(Source data)

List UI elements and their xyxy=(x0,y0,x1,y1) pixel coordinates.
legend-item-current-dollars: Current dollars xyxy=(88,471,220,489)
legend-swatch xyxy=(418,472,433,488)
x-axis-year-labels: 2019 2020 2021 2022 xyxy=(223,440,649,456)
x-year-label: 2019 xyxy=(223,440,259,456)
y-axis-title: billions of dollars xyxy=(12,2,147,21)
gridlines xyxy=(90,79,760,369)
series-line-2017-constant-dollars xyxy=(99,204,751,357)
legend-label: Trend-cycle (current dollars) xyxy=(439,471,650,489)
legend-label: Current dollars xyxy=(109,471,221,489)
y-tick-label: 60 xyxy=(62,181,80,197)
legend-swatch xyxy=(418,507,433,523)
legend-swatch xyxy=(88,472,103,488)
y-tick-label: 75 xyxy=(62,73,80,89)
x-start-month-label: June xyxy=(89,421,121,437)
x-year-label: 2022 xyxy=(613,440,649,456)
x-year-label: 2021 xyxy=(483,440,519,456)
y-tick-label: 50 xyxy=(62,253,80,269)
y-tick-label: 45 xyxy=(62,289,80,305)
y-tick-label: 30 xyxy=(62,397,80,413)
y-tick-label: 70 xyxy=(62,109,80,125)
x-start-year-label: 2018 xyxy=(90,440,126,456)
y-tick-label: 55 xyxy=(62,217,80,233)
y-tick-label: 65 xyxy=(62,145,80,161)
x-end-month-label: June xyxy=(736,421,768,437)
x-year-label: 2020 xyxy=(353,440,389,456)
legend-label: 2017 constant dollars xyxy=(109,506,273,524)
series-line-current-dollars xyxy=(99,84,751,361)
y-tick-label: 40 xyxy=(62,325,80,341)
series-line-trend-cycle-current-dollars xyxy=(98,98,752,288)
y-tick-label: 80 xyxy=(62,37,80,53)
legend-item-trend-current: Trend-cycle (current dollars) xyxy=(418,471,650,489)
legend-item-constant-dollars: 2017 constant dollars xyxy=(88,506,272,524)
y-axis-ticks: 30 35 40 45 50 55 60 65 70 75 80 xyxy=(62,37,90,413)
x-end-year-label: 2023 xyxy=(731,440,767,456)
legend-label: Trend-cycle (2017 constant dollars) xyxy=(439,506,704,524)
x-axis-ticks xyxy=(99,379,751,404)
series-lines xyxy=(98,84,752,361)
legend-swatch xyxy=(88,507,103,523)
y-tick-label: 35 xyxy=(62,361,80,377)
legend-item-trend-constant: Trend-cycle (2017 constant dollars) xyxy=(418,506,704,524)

** STATED GOAL **
Reproduce all of the lines above word for word, in the same order.

** RESULT OF THIS EXERCISE **
List UI elements and their xyxy=(x0,y0,x1,y1) pixel coordinates.
legend-item-current-dollars: Current dollars xyxy=(88,471,220,489)
legend-swatch xyxy=(418,472,433,488)
x-axis-year-labels: 2019 2020 2021 2022 xyxy=(223,440,649,456)
x-year-label: 2019 xyxy=(223,440,259,456)
y-axis-title: billions of dollars xyxy=(12,2,147,21)
gridlines xyxy=(90,79,760,369)
series-line-2017-constant-dollars xyxy=(99,204,751,357)
legend-label: Trend-cycle (current dollars) xyxy=(439,471,650,489)
legend-label: Current dollars xyxy=(109,471,221,489)
y-tick-label: 60 xyxy=(62,181,80,197)
legend-swatch xyxy=(418,507,433,523)
legend-swatch xyxy=(88,472,103,488)
y-tick-label: 75 xyxy=(62,73,80,89)
x-start-month-label: June xyxy=(89,421,121,437)
x-year-label: 2022 xyxy=(613,440,649,456)
x-year-label: 2021 xyxy=(483,440,519,456)
y-tick-label: 50 xyxy=(62,253,80,269)
y-tick-label: 45 xyxy=(62,289,80,305)
y-tick-label: 30 xyxy=(62,397,80,413)
y-tick-label: 70 xyxy=(62,109,80,125)
x-start-year-label: 2018 xyxy=(90,440,126,456)
y-tick-label: 55 xyxy=(62,217,80,233)
y-tick-label: 65 xyxy=(62,145,80,161)
x-end-month-label: June xyxy=(736,421,768,437)
x-year-label: 2020 xyxy=(353,440,389,456)
legend-label: 2017 constant dollars xyxy=(109,506,273,524)
series-line-current-dollars xyxy=(99,84,751,361)
y-tick-label: 40 xyxy=(62,325,80,341)
series-line-trend-cycle-current-dollars xyxy=(98,98,752,288)
y-tick-label: 80 xyxy=(62,37,80,53)
legend-item-trend-current: Trend-cycle (current dollars) xyxy=(418,471,650,489)
legend-item-constant-dollars: 2017 constant dollars xyxy=(88,506,272,524)
y-axis-ticks: 30 35 40 45 50 55 60 65 70 75 80 xyxy=(62,37,90,413)
x-end-year-label: 2023 xyxy=(731,440,767,456)
legend-label: Trend-cycle (2017 constant dollars) xyxy=(439,506,704,524)
x-axis-ticks xyxy=(99,379,751,404)
series-lines xyxy=(98,84,752,361)
legend-swatch xyxy=(88,507,103,523)
y-tick-label: 35 xyxy=(62,361,80,377)
legend-item-trend-constant: Trend-cycle (2017 constant dollars) xyxy=(418,506,704,524)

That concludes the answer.